## WHAT YOU HAVE TO DO
Scan the data for "مبلغ" and copy the lines it appears in.

## DATA EXTRACT
## Start

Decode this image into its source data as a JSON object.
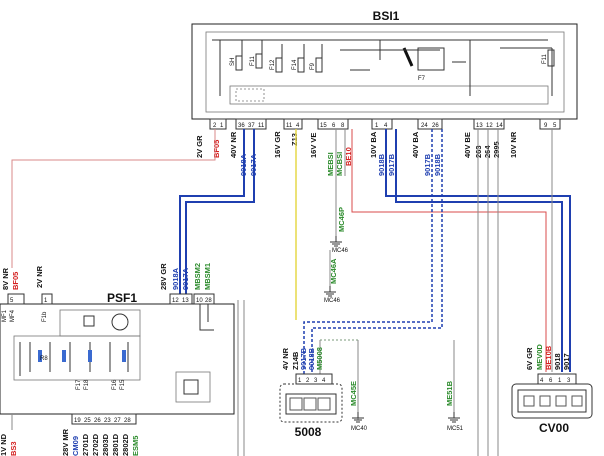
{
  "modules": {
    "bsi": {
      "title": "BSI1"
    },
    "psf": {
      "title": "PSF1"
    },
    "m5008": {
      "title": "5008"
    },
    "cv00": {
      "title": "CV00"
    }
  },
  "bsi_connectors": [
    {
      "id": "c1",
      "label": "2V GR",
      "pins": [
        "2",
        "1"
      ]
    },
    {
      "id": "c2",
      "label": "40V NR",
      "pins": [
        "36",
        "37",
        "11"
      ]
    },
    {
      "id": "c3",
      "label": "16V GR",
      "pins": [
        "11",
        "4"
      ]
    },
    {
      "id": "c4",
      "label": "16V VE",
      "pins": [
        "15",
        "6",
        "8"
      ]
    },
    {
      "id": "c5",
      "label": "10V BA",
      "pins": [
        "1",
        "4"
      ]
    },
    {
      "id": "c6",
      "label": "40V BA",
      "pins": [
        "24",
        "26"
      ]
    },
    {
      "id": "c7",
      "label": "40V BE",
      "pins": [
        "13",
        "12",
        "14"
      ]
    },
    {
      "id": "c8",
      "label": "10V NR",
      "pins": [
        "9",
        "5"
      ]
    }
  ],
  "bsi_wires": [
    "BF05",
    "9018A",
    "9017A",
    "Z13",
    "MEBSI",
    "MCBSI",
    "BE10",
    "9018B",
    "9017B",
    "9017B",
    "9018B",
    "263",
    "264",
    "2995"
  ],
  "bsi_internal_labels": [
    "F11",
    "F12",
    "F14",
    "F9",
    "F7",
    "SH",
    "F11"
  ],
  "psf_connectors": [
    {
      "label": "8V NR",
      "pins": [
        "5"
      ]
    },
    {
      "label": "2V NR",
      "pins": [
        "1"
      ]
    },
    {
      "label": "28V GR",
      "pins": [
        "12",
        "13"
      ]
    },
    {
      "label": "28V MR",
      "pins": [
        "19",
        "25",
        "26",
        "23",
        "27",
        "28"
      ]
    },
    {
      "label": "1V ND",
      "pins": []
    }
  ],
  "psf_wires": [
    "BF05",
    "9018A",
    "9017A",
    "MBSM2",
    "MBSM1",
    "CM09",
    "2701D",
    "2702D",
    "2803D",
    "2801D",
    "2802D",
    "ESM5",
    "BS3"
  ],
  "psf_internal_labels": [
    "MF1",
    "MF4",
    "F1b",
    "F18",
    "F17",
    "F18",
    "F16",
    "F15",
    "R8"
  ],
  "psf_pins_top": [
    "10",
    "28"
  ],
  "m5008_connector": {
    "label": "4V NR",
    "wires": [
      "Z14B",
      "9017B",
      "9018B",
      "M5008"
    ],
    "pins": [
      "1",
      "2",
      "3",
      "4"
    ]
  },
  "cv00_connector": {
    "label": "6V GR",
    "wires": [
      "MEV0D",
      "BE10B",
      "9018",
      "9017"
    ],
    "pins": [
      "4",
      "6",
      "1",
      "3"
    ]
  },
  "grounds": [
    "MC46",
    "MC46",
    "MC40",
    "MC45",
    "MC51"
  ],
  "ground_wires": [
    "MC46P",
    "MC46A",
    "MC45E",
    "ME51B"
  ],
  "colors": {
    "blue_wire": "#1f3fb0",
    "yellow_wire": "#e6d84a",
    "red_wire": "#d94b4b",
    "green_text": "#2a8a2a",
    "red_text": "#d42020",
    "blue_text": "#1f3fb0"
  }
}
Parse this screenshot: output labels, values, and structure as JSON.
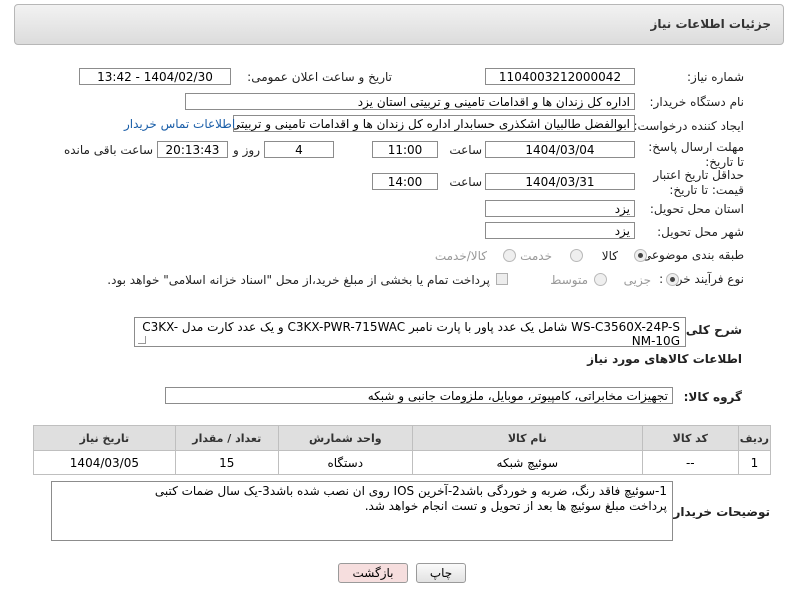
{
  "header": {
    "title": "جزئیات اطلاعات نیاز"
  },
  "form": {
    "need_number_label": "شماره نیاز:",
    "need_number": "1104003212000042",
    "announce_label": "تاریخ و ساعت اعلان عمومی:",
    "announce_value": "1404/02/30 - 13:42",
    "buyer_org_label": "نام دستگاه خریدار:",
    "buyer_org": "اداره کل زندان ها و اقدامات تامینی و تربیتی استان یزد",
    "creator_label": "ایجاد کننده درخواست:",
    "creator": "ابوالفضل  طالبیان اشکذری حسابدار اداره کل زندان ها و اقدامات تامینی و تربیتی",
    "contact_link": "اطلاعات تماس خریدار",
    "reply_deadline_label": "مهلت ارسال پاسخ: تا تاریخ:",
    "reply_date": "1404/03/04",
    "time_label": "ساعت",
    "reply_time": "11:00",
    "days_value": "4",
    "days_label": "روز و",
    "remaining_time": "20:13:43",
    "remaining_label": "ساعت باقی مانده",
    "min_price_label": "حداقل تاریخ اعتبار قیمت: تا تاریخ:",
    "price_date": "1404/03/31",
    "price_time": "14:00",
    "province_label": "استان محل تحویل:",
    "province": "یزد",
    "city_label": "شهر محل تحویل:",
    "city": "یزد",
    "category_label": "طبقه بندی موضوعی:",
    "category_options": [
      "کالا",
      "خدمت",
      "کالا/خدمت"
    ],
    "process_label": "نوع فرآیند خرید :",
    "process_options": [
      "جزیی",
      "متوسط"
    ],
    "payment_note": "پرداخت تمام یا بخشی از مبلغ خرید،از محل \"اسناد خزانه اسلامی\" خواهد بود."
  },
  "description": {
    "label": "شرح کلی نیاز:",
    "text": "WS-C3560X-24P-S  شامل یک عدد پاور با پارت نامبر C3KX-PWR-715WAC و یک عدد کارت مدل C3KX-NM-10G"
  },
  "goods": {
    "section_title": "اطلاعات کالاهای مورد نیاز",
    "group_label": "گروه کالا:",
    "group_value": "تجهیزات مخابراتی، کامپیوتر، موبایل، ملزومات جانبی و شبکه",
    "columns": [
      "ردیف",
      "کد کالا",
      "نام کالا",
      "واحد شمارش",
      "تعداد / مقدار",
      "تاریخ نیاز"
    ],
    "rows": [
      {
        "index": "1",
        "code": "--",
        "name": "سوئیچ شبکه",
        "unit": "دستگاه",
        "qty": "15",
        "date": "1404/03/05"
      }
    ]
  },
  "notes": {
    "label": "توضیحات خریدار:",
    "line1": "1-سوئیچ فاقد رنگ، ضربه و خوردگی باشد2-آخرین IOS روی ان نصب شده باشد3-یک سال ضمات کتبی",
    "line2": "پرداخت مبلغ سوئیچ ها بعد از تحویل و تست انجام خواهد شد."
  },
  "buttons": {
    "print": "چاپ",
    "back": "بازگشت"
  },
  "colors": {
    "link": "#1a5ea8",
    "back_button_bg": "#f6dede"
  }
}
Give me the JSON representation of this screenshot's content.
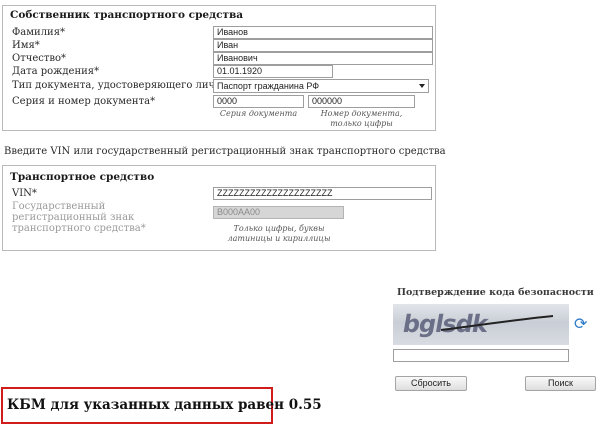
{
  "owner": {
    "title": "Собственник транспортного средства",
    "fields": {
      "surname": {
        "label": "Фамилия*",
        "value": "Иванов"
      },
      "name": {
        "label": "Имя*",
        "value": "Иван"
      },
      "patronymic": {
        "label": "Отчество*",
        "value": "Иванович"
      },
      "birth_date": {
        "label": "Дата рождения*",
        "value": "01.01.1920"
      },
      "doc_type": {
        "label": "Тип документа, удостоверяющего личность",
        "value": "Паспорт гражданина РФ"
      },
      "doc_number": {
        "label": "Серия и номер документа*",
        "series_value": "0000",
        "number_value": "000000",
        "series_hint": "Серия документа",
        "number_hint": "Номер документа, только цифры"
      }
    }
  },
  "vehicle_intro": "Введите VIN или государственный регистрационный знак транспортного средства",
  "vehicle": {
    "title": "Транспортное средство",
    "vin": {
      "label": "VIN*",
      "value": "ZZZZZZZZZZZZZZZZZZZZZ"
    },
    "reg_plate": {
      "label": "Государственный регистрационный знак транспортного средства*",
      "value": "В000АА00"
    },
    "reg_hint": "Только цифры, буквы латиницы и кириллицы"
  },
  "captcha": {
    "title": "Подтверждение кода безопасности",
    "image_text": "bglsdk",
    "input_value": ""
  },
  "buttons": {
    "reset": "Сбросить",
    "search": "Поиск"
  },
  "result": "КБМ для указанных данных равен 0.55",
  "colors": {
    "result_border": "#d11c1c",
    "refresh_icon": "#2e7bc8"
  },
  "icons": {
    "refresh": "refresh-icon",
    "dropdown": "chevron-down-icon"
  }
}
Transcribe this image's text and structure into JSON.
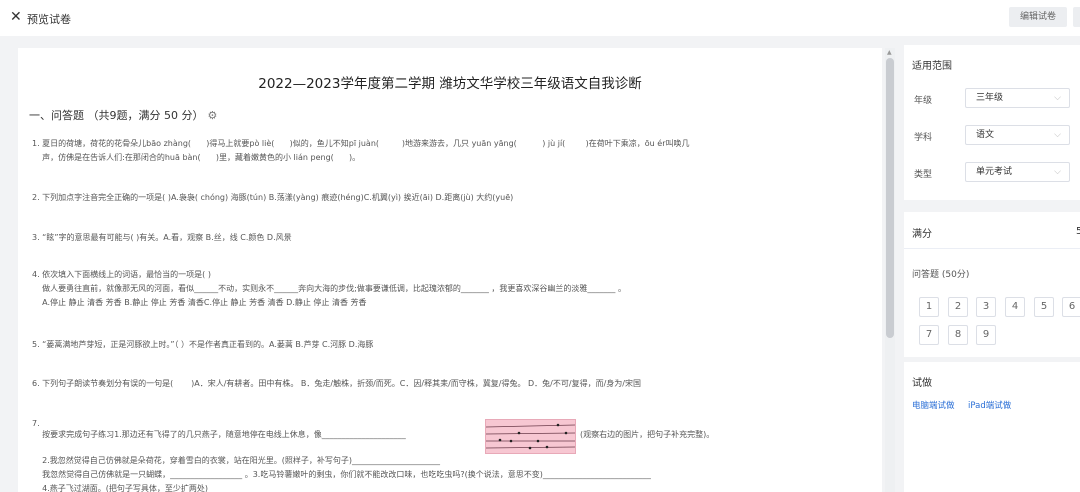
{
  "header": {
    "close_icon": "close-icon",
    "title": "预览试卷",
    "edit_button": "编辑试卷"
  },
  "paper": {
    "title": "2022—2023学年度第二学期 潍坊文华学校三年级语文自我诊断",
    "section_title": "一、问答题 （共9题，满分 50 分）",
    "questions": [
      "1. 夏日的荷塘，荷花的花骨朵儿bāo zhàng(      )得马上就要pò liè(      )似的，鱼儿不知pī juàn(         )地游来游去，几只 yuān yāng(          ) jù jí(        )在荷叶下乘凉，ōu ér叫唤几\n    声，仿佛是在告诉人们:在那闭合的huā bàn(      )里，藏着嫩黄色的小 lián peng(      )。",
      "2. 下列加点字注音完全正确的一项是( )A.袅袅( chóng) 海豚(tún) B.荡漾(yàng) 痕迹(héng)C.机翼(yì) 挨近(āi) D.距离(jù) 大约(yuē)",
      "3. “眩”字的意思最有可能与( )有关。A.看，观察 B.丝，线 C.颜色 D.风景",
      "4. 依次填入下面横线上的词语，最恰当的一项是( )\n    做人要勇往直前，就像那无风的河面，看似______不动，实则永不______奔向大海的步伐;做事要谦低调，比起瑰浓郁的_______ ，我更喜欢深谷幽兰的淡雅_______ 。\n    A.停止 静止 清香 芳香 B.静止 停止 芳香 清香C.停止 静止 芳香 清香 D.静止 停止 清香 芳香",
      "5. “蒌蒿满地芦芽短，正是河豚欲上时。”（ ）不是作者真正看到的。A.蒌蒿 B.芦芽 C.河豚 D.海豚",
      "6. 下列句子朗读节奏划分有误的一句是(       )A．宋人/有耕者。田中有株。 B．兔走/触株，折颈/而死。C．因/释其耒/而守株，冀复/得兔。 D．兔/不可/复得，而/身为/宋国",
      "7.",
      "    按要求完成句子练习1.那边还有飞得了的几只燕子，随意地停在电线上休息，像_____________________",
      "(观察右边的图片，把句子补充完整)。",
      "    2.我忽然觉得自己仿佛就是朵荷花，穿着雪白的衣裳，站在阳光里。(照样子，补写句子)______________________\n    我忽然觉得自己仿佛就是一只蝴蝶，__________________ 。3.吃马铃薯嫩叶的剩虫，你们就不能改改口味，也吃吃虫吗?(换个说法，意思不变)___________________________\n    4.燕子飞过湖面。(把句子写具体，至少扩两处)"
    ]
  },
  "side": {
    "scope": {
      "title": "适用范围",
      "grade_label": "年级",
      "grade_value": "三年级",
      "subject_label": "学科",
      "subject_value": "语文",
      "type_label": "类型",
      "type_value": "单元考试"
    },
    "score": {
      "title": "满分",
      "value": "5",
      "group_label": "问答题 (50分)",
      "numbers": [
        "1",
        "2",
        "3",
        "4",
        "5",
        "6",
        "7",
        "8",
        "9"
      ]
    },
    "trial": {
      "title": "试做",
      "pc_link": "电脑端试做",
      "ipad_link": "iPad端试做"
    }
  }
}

## End

## WRITTEN ANSWER
    "payment_note": "پرداخت تمام یا بخشی از مبلغ خرید،از محل \"اسناد خزانه اسلامی\" خواهد بود."
    "line2": "پرداخت مبلغ سوئیچ ها بعد از تحویل و تست انجام خواهد شد."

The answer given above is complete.